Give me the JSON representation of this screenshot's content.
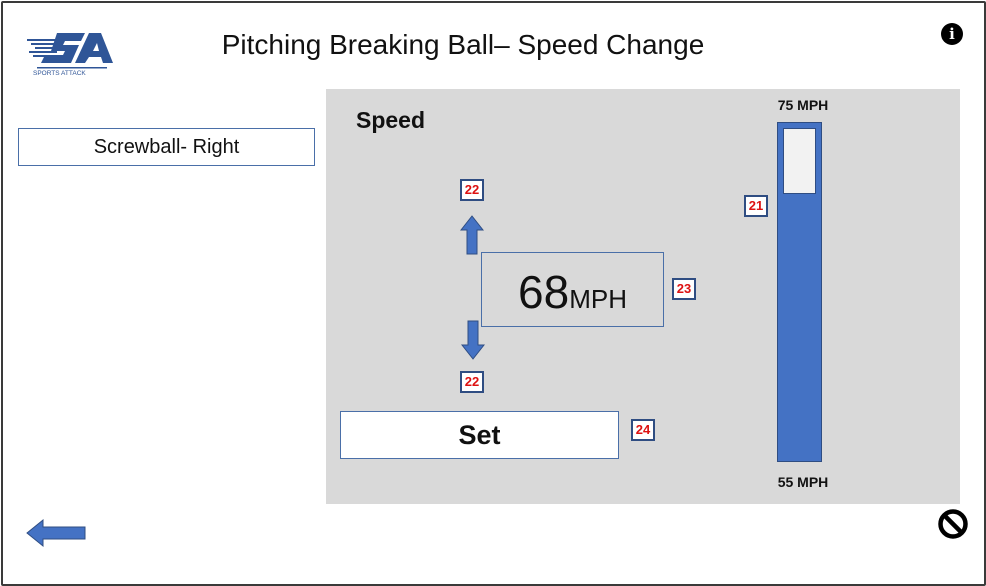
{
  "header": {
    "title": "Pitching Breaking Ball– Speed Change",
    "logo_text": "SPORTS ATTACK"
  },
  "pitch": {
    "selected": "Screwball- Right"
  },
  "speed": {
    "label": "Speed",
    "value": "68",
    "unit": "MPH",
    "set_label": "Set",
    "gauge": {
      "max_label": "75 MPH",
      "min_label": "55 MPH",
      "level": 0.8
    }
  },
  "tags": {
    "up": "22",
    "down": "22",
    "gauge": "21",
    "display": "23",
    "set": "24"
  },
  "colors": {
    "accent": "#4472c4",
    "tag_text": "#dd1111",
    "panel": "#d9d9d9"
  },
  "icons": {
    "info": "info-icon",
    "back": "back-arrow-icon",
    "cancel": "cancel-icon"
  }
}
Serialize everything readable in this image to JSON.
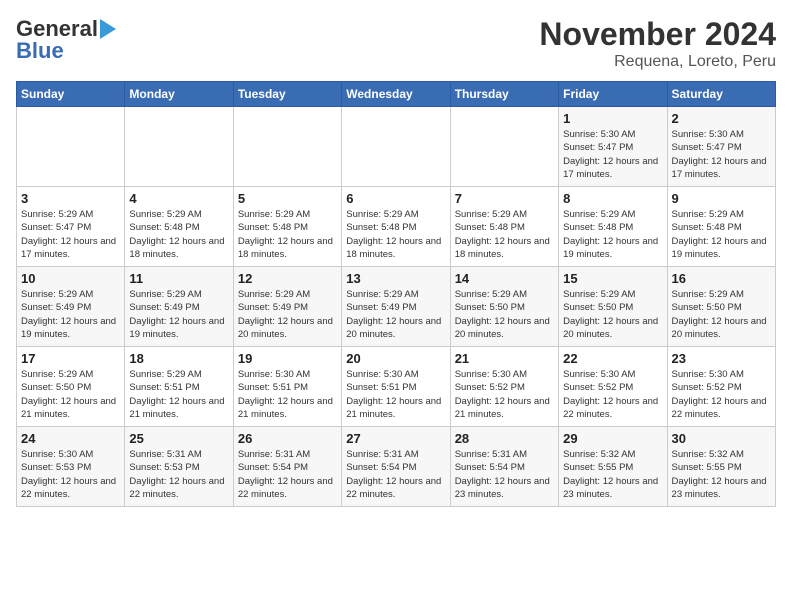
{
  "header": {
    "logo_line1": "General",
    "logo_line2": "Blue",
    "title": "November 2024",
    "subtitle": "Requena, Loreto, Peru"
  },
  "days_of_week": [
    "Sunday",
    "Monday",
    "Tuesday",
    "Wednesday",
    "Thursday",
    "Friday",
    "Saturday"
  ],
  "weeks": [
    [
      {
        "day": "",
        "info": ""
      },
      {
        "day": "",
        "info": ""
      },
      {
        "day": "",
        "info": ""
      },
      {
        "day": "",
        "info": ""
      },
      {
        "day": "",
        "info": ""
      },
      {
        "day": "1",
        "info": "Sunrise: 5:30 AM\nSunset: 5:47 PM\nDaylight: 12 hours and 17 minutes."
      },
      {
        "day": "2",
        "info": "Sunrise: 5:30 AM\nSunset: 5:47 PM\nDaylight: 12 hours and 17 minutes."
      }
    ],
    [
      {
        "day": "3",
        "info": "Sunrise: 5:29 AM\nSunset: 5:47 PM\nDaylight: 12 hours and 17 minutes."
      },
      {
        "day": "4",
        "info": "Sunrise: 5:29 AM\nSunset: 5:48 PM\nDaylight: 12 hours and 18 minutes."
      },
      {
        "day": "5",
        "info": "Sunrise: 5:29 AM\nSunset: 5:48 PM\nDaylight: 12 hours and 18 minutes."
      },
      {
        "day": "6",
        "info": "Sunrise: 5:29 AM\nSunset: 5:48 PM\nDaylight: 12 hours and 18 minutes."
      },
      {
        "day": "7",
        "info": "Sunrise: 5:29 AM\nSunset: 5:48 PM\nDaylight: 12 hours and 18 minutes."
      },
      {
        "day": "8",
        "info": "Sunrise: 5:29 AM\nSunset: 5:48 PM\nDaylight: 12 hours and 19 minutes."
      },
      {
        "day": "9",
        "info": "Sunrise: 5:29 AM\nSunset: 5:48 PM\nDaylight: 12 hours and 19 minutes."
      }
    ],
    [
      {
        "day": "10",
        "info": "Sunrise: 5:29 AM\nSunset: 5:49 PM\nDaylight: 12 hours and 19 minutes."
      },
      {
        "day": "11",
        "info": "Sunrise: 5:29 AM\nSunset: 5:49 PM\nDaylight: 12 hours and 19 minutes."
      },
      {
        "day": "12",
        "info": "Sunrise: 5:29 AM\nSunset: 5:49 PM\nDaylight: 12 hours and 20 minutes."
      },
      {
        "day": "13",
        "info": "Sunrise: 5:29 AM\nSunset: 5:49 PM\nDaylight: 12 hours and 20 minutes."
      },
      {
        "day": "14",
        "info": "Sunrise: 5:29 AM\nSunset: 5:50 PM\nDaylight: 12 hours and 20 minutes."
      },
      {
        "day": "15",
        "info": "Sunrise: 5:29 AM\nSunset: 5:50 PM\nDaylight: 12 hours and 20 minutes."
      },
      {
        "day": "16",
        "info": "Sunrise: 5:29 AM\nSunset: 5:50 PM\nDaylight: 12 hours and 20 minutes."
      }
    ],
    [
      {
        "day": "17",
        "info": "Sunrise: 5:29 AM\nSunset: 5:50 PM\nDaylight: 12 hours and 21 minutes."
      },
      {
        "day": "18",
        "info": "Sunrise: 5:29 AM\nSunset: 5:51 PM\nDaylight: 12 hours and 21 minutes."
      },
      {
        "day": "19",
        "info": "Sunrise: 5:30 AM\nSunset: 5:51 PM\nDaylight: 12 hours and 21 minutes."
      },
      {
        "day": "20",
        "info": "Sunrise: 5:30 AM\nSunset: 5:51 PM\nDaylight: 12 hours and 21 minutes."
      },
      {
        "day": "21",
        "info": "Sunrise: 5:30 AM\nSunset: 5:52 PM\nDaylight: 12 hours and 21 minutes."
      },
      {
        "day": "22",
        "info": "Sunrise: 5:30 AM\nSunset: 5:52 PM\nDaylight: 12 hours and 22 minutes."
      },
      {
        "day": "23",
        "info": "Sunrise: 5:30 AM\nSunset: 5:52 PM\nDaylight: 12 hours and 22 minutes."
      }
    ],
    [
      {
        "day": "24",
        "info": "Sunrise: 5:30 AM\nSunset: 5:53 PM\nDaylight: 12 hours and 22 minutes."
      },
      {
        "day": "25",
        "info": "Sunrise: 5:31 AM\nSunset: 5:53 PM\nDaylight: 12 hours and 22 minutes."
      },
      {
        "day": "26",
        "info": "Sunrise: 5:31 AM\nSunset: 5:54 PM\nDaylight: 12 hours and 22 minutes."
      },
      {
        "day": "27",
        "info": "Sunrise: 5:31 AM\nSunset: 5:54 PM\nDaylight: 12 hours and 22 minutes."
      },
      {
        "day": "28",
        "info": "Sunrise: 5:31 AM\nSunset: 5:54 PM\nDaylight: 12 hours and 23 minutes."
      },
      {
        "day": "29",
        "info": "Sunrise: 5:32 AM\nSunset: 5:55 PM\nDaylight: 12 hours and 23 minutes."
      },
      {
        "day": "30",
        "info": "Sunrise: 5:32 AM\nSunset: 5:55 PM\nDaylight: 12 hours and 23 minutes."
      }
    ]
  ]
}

········

Given exercise
Transcribe each line above verbatim, with the pictures left out.

Expected answer
Give me the JSON representation of this screenshot's content.
{
  "header": {
    "title": "Pitching Breaking Ball– Speed Change",
    "logo_text": "SPORTS ATTACK"
  },
  "pitch": {
    "selected": "Screwball- Right"
  },
  "speed": {
    "label": "Speed",
    "value": "68",
    "unit": "MPH",
    "set_label": "Set",
    "gauge": {
      "max_label": "75 MPH",
      "min_label": "55 MPH",
      "level": 0.8
    }
  },
  "tags": {
    "up": "22",
    "down": "22",
    "gauge": "21",
    "display": "23",
    "set": "24"
  },
  "colors": {
    "accent": "#4472c4",
    "tag_text": "#dd1111",
    "panel": "#d9d9d9"
  },
  "icons": {
    "info": "info-icon",
    "back": "back-arrow-icon",
    "cancel": "cancel-icon"
  }
}
Serialize everything readable in this image to JSON.
{
  "header": {
    "logo_line1": "General",
    "logo_line2": "Blue",
    "title": "November 2024",
    "subtitle": "Requena, Loreto, Peru"
  },
  "days_of_week": [
    "Sunday",
    "Monday",
    "Tuesday",
    "Wednesday",
    "Thursday",
    "Friday",
    "Saturday"
  ],
  "weeks": [
    [
      {
        "day": "",
        "info": ""
      },
      {
        "day": "",
        "info": ""
      },
      {
        "day": "",
        "info": ""
      },
      {
        "day": "",
        "info": ""
      },
      {
        "day": "",
        "info": ""
      },
      {
        "day": "1",
        "info": "Sunrise: 5:30 AM\nSunset: 5:47 PM\nDaylight: 12 hours and 17 minutes."
      },
      {
        "day": "2",
        "info": "Sunrise: 5:30 AM\nSunset: 5:47 PM\nDaylight: 12 hours and 17 minutes."
      }
    ],
    [
      {
        "day": "3",
        "info": "Sunrise: 5:29 AM\nSunset: 5:47 PM\nDaylight: 12 hours and 17 minutes."
      },
      {
        "day": "4",
        "info": "Sunrise: 5:29 AM\nSunset: 5:48 PM\nDaylight: 12 hours and 18 minutes."
      },
      {
        "day": "5",
        "info": "Sunrise: 5:29 AM\nSunset: 5:48 PM\nDaylight: 12 hours and 18 minutes."
      },
      {
        "day": "6",
        "info": "Sunrise: 5:29 AM\nSunset: 5:48 PM\nDaylight: 12 hours and 18 minutes."
      },
      {
        "day": "7",
        "info": "Sunrise: 5:29 AM\nSunset: 5:48 PM\nDaylight: 12 hours and 18 minutes."
      },
      {
        "day": "8",
        "info": "Sunrise: 5:29 AM\nSunset: 5:48 PM\nDaylight: 12 hours and 19 minutes."
      },
      {
        "day": "9",
        "info": "Sunrise: 5:29 AM\nSunset: 5:48 PM\nDaylight: 12 hours and 19 minutes."
      }
    ],
    [
      {
        "day": "10",
        "info": "Sunrise: 5:29 AM\nSunset: 5:49 PM\nDaylight: 12 hours and 19 minutes."
      },
      {
        "day": "11",
        "info": "Sunrise: 5:29 AM\nSunset: 5:49 PM\nDaylight: 12 hours and 19 minutes."
      },
      {
        "day": "12",
        "info": "Sunrise: 5:29 AM\nSunset: 5:49 PM\nDaylight: 12 hours and 20 minutes."
      },
      {
        "day": "13",
        "info": "Sunrise: 5:29 AM\nSunset: 5:49 PM\nDaylight: 12 hours and 20 minutes."
      },
      {
        "day": "14",
        "info": "Sunrise: 5:29 AM\nSunset: 5:50 PM\nDaylight: 12 hours and 20 minutes."
      },
      {
        "day": "15",
        "info": "Sunrise: 5:29 AM\nSunset: 5:50 PM\nDaylight: 12 hours and 20 minutes."
      },
      {
        "day": "16",
        "info": "Sunrise: 5:29 AM\nSunset: 5:50 PM\nDaylight: 12 hours and 20 minutes."
      }
    ],
    [
      {
        "day": "17",
        "info": "Sunrise: 5:29 AM\nSunset: 5:50 PM\nDaylight: 12 hours and 21 minutes."
      },
      {
        "day": "18",
        "info": "Sunrise: 5:29 AM\nSunset: 5:51 PM\nDaylight: 12 hours and 21 minutes."
      },
      {
        "day": "19",
        "info": "Sunrise: 5:30 AM\nSunset: 5:51 PM\nDaylight: 12 hours and 21 minutes."
      },
      {
        "day": "20",
        "info": "Sunrise: 5:30 AM\nSunset: 5:51 PM\nDaylight: 12 hours and 21 minutes."
      },
      {
        "day": "21",
        "info": "Sunrise: 5:30 AM\nSunset: 5:52 PM\nDaylight: 12 hours and 21 minutes."
      },
      {
        "day": "22",
        "info": "Sunrise: 5:30 AM\nSunset: 5:52 PM\nDaylight: 12 hours and 22 minutes."
      },
      {
        "day": "23",
        "info": "Sunrise: 5:30 AM\nSunset: 5:52 PM\nDaylight: 12 hours and 22 minutes."
      }
    ],
    [
      {
        "day": "24",
        "info": "Sunrise: 5:30 AM\nSunset: 5:53 PM\nDaylight: 12 hours and 22 minutes."
      },
      {
        "day": "25",
        "info": "Sunrise: 5:31 AM\nSunset: 5:53 PM\nDaylight: 12 hours and 22 minutes."
      },
      {
        "day": "26",
        "info": "Sunrise: 5:31 AM\nSunset: 5:54 PM\nDaylight: 12 hours and 22 minutes."
      },
      {
        "day": "27",
        "info": "Sunrise: 5:31 AM\nSunset: 5:54 PM\nDaylight: 12 hours and 22 minutes."
      },
      {
        "day": "28",
        "info": "Sunrise: 5:31 AM\nSunset: 5:54 PM\nDaylight: 12 hours and 23 minutes."
      },
      {
        "day": "29",
        "info": "Sunrise: 5:32 AM\nSunset: 5:55 PM\nDaylight: 12 hours and 23 minutes."
      },
      {
        "day": "30",
        "info": "Sunrise: 5:32 AM\nSunset: 5:55 PM\nDaylight: 12 hours and 23 minutes."
      }
    ]
  ]
}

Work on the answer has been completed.